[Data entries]
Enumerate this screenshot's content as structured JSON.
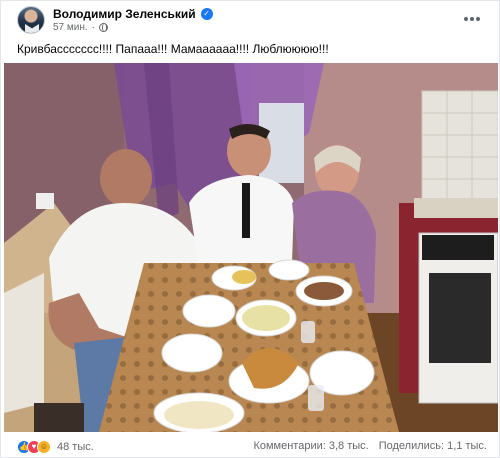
{
  "post": {
    "author": "Володимир Зеленський",
    "time": "57 мин.",
    "caption": "Кривбассссссс!!!! Папааа!!! Мамаааааа!!!! Люблюююю!!!"
  },
  "photo": {
    "description": ""
  },
  "footer": {
    "reactions_count": "48 тыс.",
    "comments": "Комментарии: 3,8 тыс.",
    "shares": "Поделились: 1,1 тыс."
  },
  "icons": {
    "verified": "verified-badge-icon",
    "privacy": "globe-icon",
    "more": "more-options-icon",
    "reactions": [
      "like-icon",
      "love-icon",
      "haha-icon"
    ]
  },
  "colors": {
    "accent": "#1877f2",
    "love": "#f33e58",
    "haha": "#f7b125",
    "text_secondary": "#65676b"
  }
}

# [YOUR TASK]
Repeat all the data as it stands, dropping any images it holds.

# [RESULT FOR THIS EXERCISE]
Enumerate this screenshot's content as structured JSON.
{
  "post": {
    "author": "Володимир Зеленський",
    "time": "57 мин.",
    "caption": "Кривбассссссс!!!! Папааа!!! Мамаааааа!!!! Люблюююю!!!"
  },
  "photo": {
    "description": ""
  },
  "footer": {
    "reactions_count": "48 тыс.",
    "comments": "Комментарии: 3,8 тыс.",
    "shares": "Поделились: 1,1 тыс."
  },
  "icons": {
    "verified": "verified-badge-icon",
    "privacy": "globe-icon",
    "more": "more-options-icon",
    "reactions": [
      "like-icon",
      "love-icon",
      "haha-icon"
    ]
  },
  "colors": {
    "accent": "#1877f2",
    "love": "#f33e58",
    "haha": "#f7b125",
    "text_secondary": "#65676b"
  }
}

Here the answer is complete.